- What is needed
Provide the data again in its entirety, exactly as given.

- Saved entries
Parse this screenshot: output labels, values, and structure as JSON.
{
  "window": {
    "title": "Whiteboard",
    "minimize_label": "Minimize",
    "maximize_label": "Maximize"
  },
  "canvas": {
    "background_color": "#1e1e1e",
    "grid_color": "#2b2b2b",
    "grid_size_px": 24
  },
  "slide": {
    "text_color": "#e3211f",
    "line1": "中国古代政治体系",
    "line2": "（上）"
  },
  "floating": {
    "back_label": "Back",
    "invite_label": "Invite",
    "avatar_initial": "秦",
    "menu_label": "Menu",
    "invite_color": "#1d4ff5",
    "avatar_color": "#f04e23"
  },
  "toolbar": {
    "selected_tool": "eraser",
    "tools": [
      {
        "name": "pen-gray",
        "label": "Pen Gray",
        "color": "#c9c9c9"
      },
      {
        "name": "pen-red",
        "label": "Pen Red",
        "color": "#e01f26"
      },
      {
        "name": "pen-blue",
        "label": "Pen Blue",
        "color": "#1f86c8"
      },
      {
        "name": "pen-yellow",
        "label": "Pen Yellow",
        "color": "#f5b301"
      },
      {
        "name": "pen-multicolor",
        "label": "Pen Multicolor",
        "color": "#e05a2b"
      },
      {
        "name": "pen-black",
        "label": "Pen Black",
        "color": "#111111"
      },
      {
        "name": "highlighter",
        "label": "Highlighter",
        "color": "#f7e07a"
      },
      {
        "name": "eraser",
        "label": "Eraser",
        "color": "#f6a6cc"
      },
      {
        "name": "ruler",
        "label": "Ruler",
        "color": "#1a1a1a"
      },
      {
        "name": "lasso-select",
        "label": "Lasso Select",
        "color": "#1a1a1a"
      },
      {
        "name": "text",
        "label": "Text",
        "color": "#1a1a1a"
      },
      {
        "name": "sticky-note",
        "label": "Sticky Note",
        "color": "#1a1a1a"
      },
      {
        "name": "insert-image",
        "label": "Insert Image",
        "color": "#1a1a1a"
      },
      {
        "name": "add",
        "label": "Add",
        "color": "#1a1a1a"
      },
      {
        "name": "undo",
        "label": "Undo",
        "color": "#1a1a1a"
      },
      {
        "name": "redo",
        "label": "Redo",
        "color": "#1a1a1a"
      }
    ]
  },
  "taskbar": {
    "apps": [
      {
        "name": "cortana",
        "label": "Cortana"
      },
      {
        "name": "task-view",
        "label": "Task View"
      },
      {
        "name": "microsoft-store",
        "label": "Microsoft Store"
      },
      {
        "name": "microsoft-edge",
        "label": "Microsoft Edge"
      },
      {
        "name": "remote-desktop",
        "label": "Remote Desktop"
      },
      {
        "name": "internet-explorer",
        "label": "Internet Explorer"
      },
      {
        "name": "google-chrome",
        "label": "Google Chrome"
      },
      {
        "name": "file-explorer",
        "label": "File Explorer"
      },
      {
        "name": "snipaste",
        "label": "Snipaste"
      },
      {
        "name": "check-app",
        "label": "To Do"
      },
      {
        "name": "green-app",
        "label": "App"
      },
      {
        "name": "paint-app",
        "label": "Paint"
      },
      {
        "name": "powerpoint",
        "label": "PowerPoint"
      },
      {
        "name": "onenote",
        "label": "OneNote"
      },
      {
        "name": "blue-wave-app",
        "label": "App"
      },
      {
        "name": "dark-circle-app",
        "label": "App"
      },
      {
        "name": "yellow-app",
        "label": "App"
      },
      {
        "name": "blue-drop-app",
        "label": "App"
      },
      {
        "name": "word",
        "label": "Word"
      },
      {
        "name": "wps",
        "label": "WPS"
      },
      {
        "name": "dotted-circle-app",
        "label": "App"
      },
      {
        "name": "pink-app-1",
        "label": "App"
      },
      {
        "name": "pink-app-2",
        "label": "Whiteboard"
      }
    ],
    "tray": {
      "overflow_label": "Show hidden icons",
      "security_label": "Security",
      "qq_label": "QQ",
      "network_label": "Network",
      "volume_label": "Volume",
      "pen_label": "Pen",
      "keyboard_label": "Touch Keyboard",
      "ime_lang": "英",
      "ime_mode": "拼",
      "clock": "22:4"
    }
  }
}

- Task solution
Parse this screenshot: output labels, values, and structure as JSON.
{
  "window": {
    "title": "Whiteboard",
    "minimize_label": "Minimize",
    "maximize_label": "Maximize"
  },
  "canvas": {
    "background_color": "#1e1e1e",
    "grid_color": "#2b2b2b",
    "grid_size_px": 24
  },
  "slide": {
    "text_color": "#e3211f",
    "line1": "中国古代政治体系",
    "line2": "（上）"
  },
  "floating": {
    "back_label": "Back",
    "invite_label": "Invite",
    "avatar_initial": "秦",
    "menu_label": "Menu",
    "invite_color": "#1d4ff5",
    "avatar_color": "#f04e23"
  },
  "toolbar": {
    "selected_tool": "eraser",
    "tools": [
      {
        "name": "pen-gray",
        "label": "Pen Gray",
        "color": "#c9c9c9"
      },
      {
        "name": "pen-red",
        "label": "Pen Red",
        "color": "#e01f26"
      },
      {
        "name": "pen-blue",
        "label": "Pen Blue",
        "color": "#1f86c8"
      },
      {
        "name": "pen-yellow",
        "label": "Pen Yellow",
        "color": "#f5b301"
      },
      {
        "name": "pen-multicolor",
        "label": "Pen Multicolor",
        "color": "#e05a2b"
      },
      {
        "name": "pen-black",
        "label": "Pen Black",
        "color": "#111111"
      },
      {
        "name": "highlighter",
        "label": "Highlighter",
        "color": "#f7e07a"
      },
      {
        "name": "eraser",
        "label": "Eraser",
        "color": "#f6a6cc"
      },
      {
        "name": "ruler",
        "label": "Ruler",
        "color": "#1a1a1a"
      },
      {
        "name": "lasso-select",
        "label": "Lasso Select",
        "color": "#1a1a1a"
      },
      {
        "name": "text",
        "label": "Text",
        "color": "#1a1a1a"
      },
      {
        "name": "sticky-note",
        "label": "Sticky Note",
        "color": "#1a1a1a"
      },
      {
        "name": "insert-image",
        "label": "Insert Image",
        "color": "#1a1a1a"
      },
      {
        "name": "add",
        "label": "Add",
        "color": "#1a1a1a"
      },
      {
        "name": "undo",
        "label": "Undo",
        "color": "#1a1a1a"
      },
      {
        "name": "redo",
        "label": "Redo",
        "color": "#1a1a1a"
      }
    ]
  },
  "taskbar": {
    "apps": [
      {
        "name": "cortana",
        "label": "Cortana"
      },
      {
        "name": "task-view",
        "label": "Task View"
      },
      {
        "name": "microsoft-store",
        "label": "Microsoft Store"
      },
      {
        "name": "microsoft-edge",
        "label": "Microsoft Edge"
      },
      {
        "name": "remote-desktop",
        "label": "Remote Desktop"
      },
      {
        "name": "internet-explorer",
        "label": "Internet Explorer"
      },
      {
        "name": "google-chrome",
        "label": "Google Chrome"
      },
      {
        "name": "file-explorer",
        "label": "File Explorer"
      },
      {
        "name": "snipaste",
        "label": "Snipaste"
      },
      {
        "name": "check-app",
        "label": "To Do"
      },
      {
        "name": "green-app",
        "label": "App"
      },
      {
        "name": "paint-app",
        "label": "Paint"
      },
      {
        "name": "powerpoint",
        "label": "PowerPoint"
      },
      {
        "name": "onenote",
        "label": "OneNote"
      },
      {
        "name": "blue-wave-app",
        "label": "App"
      },
      {
        "name": "dark-circle-app",
        "label": "App"
      },
      {
        "name": "yellow-app",
        "label": "App"
      },
      {
        "name": "blue-drop-app",
        "label": "App"
      },
      {
        "name": "word",
        "label": "Word"
      },
      {
        "name": "wps",
        "label": "WPS"
      },
      {
        "name": "dotted-circle-app",
        "label": "App"
      },
      {
        "name": "pink-app-1",
        "label": "App"
      },
      {
        "name": "pink-app-2",
        "label": "Whiteboard"
      }
    ],
    "tray": {
      "overflow_label": "Show hidden icons",
      "security_label": "Security",
      "qq_label": "QQ",
      "network_label": "Network",
      "volume_label": "Volume",
      "pen_label": "Pen",
      "keyboard_label": "Touch Keyboard",
      "ime_lang": "英",
      "ime_mode": "拼",
      "clock": "22:4"
    }
  }
}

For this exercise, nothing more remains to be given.